- **DATA TO USE**:
—————
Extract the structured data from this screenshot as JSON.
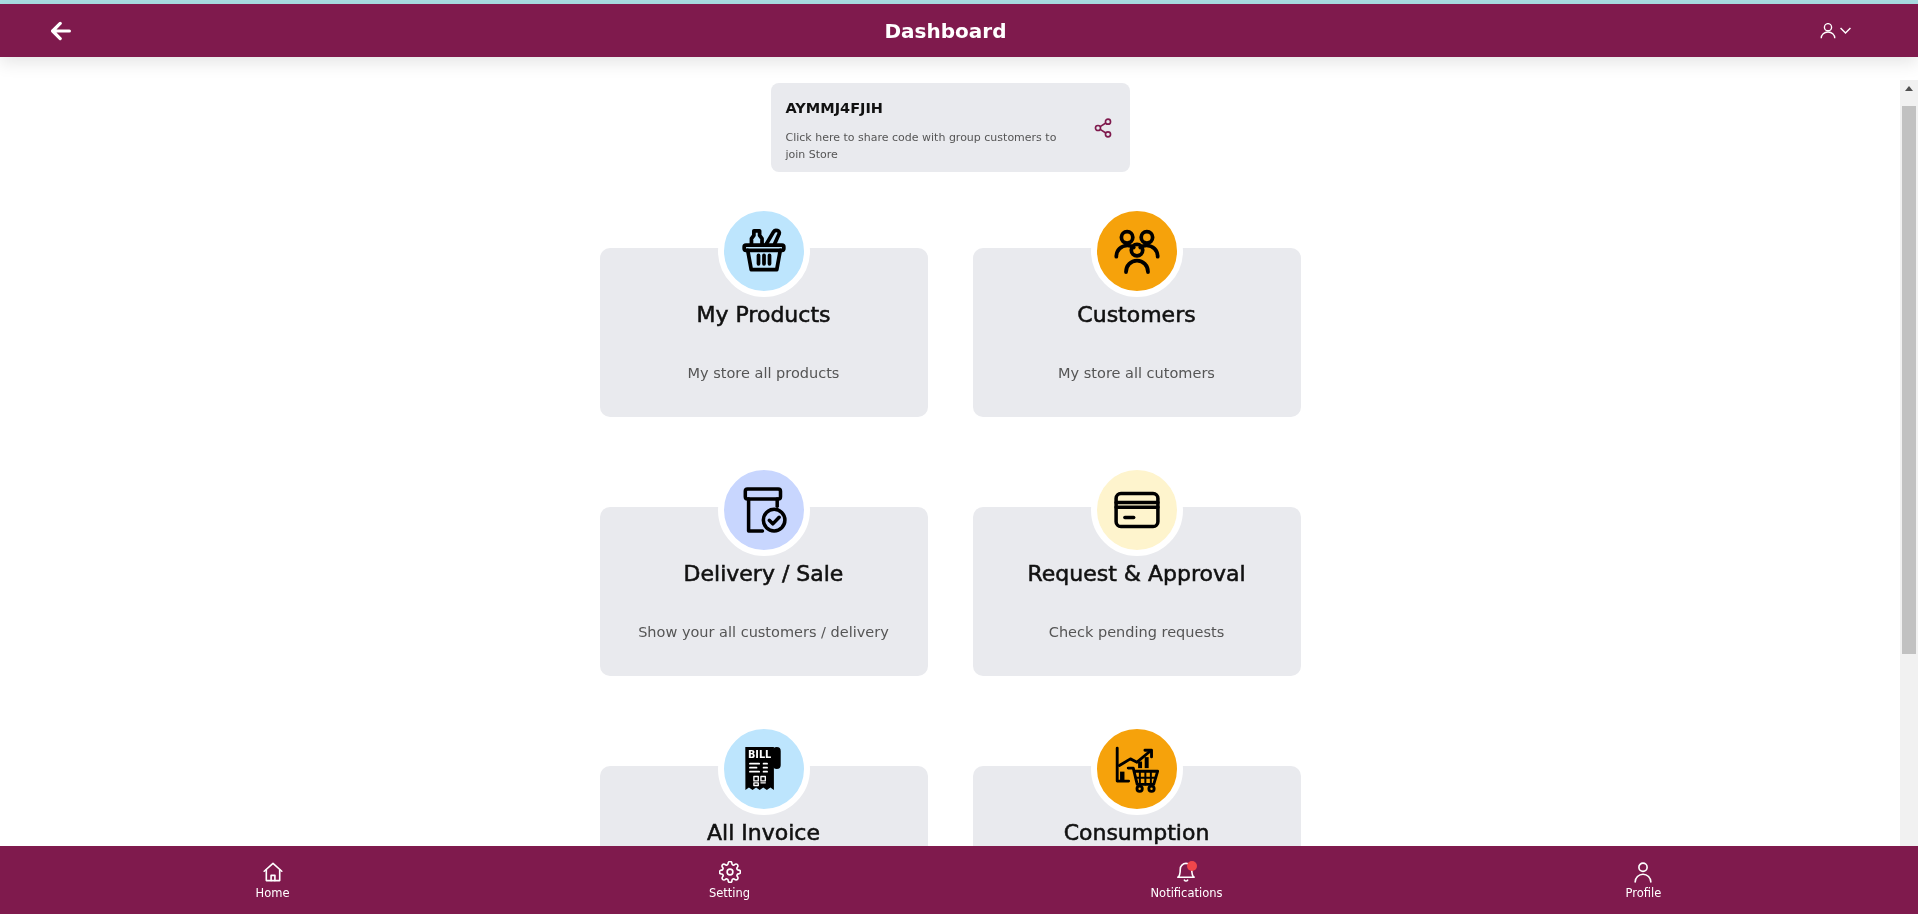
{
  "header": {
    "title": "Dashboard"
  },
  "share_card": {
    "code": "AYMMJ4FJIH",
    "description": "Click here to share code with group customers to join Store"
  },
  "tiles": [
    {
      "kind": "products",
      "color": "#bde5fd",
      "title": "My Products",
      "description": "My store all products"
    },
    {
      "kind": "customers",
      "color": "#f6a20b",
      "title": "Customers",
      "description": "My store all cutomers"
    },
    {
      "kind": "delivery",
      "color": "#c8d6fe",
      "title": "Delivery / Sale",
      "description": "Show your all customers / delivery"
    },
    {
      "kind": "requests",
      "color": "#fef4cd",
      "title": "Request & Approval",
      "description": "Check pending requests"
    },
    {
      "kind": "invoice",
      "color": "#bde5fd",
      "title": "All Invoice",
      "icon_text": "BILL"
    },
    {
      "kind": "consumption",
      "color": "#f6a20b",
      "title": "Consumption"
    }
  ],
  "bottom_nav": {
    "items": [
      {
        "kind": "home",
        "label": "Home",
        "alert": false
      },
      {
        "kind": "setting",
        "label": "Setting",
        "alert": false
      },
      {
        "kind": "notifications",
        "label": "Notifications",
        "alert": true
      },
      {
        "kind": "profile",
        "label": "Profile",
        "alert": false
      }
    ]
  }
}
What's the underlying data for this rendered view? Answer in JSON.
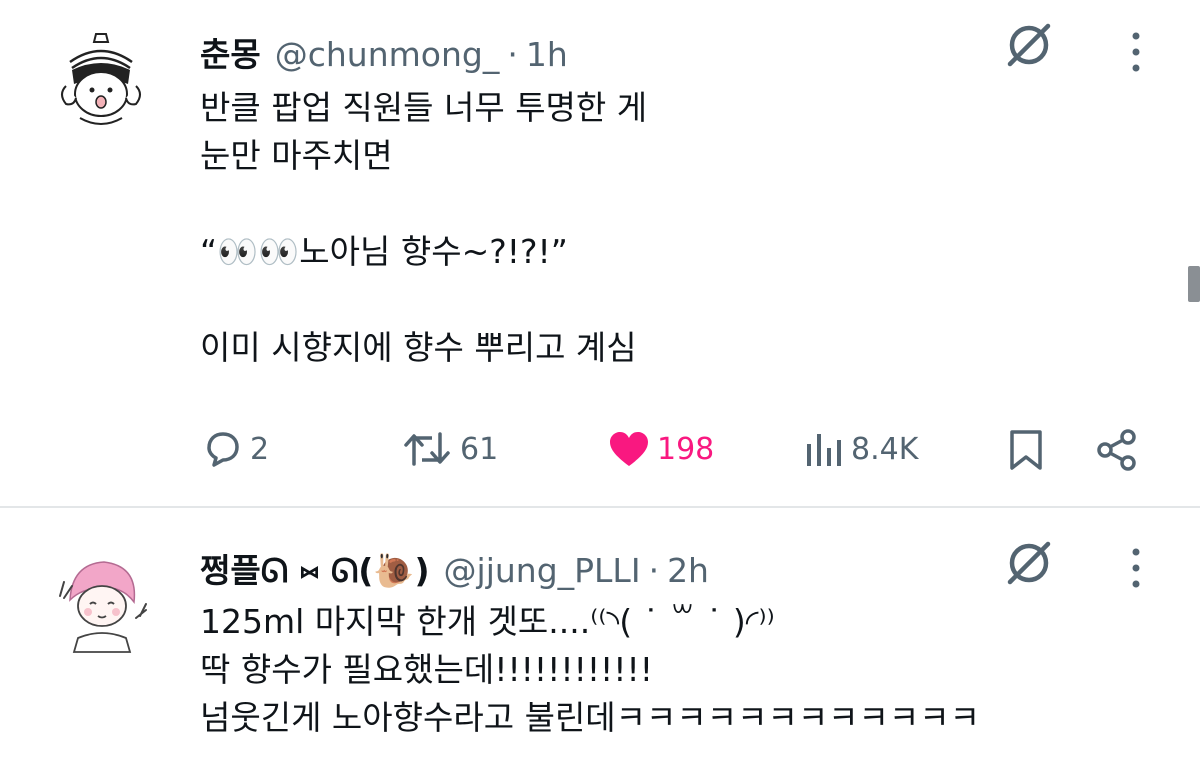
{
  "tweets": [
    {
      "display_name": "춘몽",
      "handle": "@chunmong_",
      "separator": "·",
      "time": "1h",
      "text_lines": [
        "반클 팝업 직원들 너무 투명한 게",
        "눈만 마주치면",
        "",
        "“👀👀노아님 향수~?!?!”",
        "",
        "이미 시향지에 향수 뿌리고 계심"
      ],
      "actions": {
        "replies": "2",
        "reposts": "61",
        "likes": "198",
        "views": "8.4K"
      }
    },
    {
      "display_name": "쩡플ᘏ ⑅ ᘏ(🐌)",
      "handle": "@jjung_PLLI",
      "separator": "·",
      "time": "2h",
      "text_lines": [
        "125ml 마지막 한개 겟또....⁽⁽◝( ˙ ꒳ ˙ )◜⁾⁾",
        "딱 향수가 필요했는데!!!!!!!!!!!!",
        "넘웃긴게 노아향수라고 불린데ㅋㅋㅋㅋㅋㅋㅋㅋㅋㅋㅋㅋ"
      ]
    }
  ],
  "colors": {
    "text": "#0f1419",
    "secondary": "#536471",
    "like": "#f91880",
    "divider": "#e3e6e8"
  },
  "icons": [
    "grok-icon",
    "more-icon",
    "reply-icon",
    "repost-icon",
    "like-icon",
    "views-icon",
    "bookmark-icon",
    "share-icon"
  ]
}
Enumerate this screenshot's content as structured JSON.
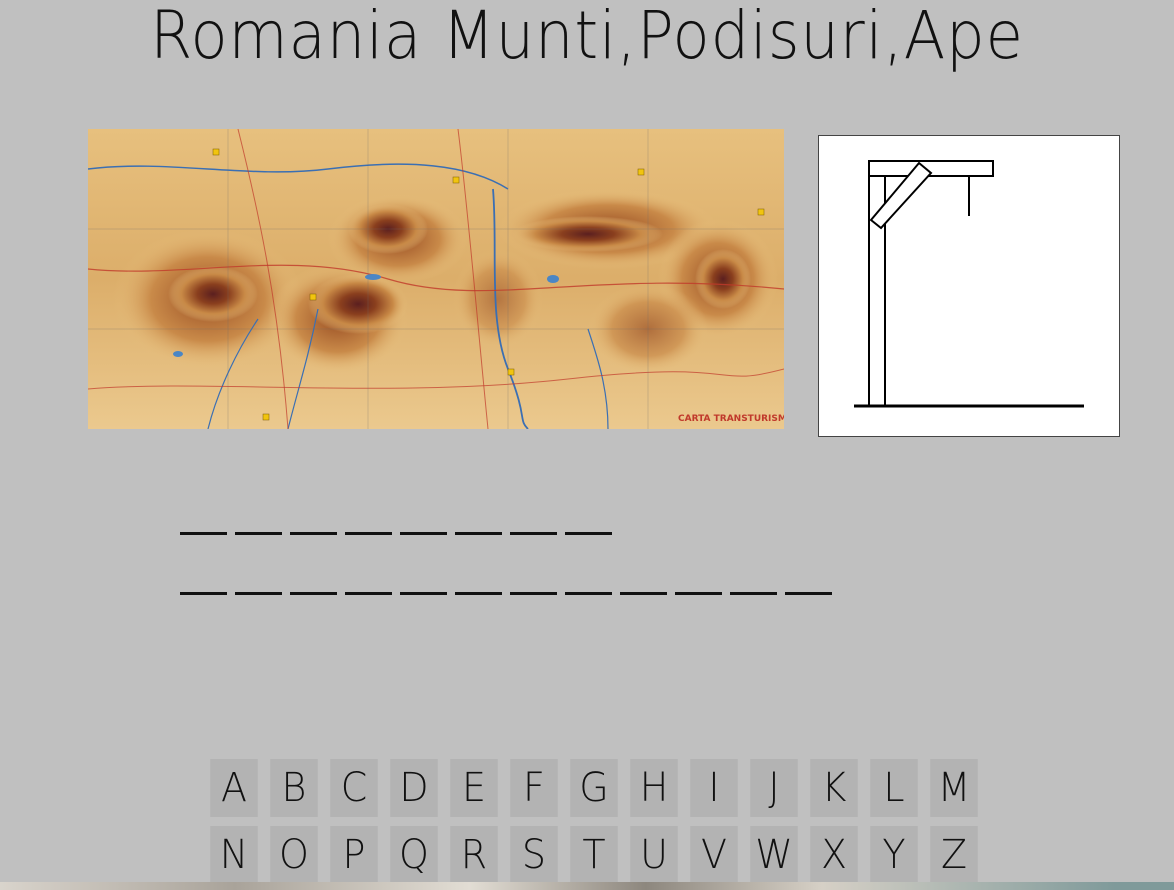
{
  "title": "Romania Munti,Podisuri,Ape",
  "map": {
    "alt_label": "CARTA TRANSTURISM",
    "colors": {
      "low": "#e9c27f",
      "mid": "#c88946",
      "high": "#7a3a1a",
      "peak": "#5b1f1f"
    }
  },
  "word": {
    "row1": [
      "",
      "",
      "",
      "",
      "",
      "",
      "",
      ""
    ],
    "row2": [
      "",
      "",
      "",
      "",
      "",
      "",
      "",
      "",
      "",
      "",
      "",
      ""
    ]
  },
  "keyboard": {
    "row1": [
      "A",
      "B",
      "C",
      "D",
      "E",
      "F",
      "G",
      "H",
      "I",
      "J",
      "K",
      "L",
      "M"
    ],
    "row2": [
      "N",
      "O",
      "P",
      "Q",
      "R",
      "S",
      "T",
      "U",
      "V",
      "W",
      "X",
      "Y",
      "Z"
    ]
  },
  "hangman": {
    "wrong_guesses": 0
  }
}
—————
- **EXERCISE DIRECTIONS**: Pull out every line of the entries that includes the word "screenshot".

- **IN RESPONSE**:
Extract the structured data from this screenshot as JSON.
Enumerate this screenshot's content as structured JSON.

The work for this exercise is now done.